Directive:
Quote the listing below in its entirety, omitting every image.

Excerpted data:
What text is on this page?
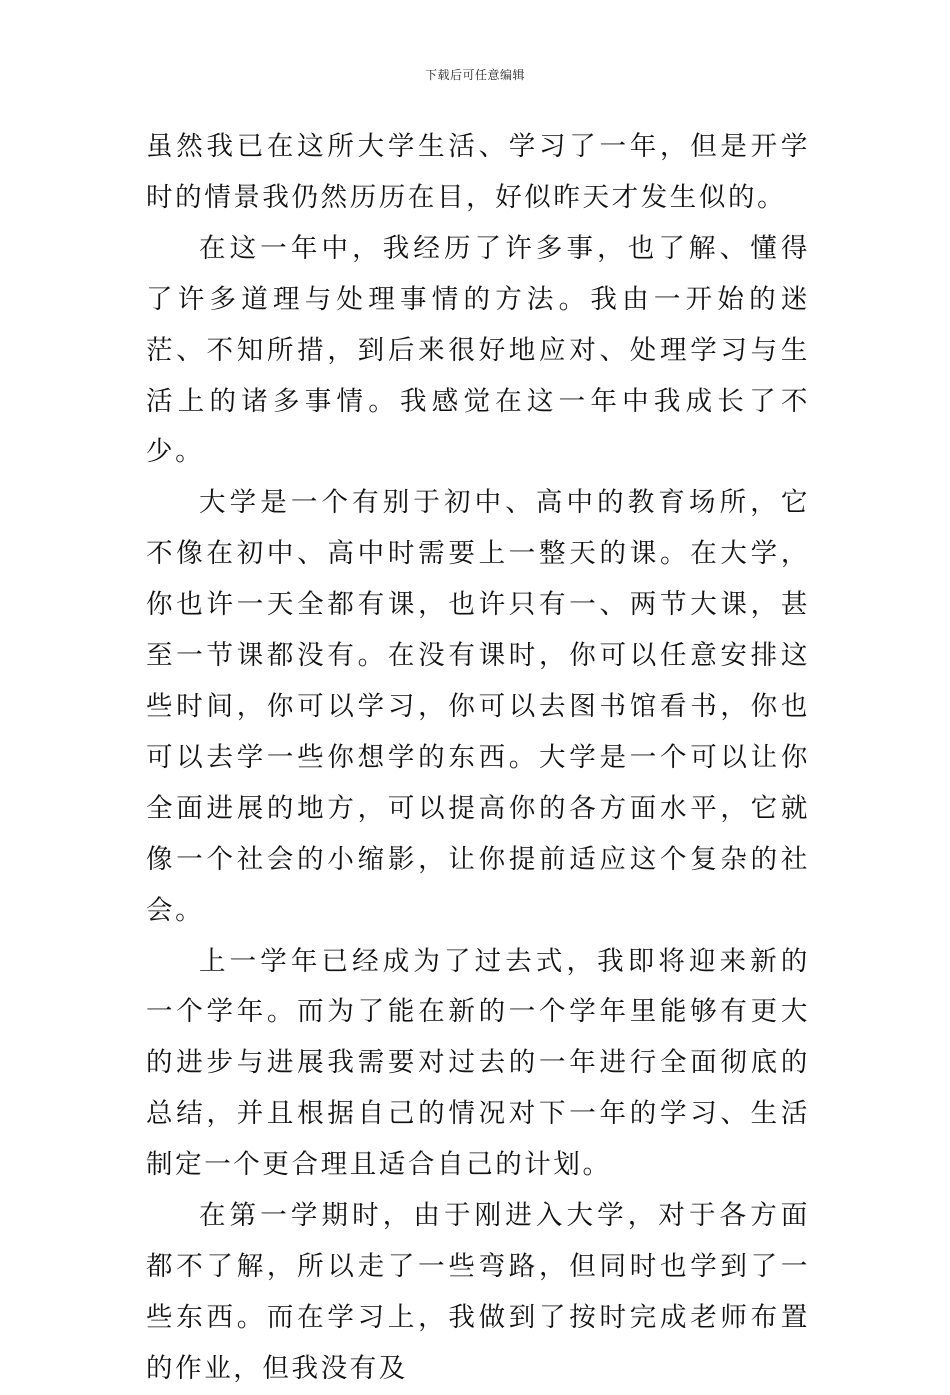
下载后可任意编辑

虽然我已在这所大学生活、学习了一年，但是开学时的情景我仍然历历在目，好似昨天才发生似的。

在这一年中，我经历了许多事，也了解、懂得了许多道理与处理事情的方法。我由一开始的迷茫、不知所措，到后来很好地应对、处理学习与生活上的诸多事情。我感觉在这一年中我成长了不少。

大学是一个有别于初中、高中的教育场所，它不像在初中、高中时需要上一整天的课。在大学，你也许一天全都有课，也许只有一、两节大课，甚至一节课都没有。在没有课时，你可以任意安排这些时间，你可以学习，你可以去图书馆看书，你也可以去学一些你想学的东西。大学是一个可以让你全面进展的地方，可以提高你的各方面水平，它就像一个社会的小缩影，让你提前适应这个复杂的社会。

上一学年已经成为了过去式，我即将迎来新的一个学年。而为了能在新的一个学年里能够有更大的进步与进展我需要对过去的一年进行全面彻底的总结，并且根据自己的情况对下一年的学习、生活制定一个更合理且适合自己的计划。

在第一学期时，由于刚进入大学，对于各方面都不了解，所以走了一些弯路，但同时也学到了一些东西。而在学习上，我做到了按时完成老师布置的作业，但我没有及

Reply to the task:
What text is on this page?
下载后可任意编辑

虽然我已在这所大学生活、学习了一年，但是开学时的情景我仍然历历在目，好似昨天才发生似的。

在这一年中，我经历了许多事，也了解、懂得了许多道理与处理事情的方法。我由一开始的迷茫、不知所措，到后来很好地应对、处理学习与生活上的诸多事情。我感觉在这一年中我成长了不少。

大学是一个有别于初中、高中的教育场所，它不像在初中、高中时需要上一整天的课。在大学，你也许一天全都有课，也许只有一、两节大课，甚至一节课都没有。在没有课时，你可以任意安排这些时间，你可以学习，你可以去图书馆看书，你也可以去学一些你想学的东西。大学是一个可以让你全面进展的地方，可以提高你的各方面水平，它就像一个社会的小缩影，让你提前适应这个复杂的社会。

上一学年已经成为了过去式，我即将迎来新的一个学年。而为了能在新的一个学年里能够有更大的进步与进展我需要对过去的一年进行全面彻底的总结，并且根据自己的情况对下一年的学习、生活制定一个更合理且适合自己的计划。

在第一学期时，由于刚进入大学，对于各方面都不了解，所以走了一些弯路，但同时也学到了一些东西。而在学习上，我做到了按时完成老师布置的作业，但我没有及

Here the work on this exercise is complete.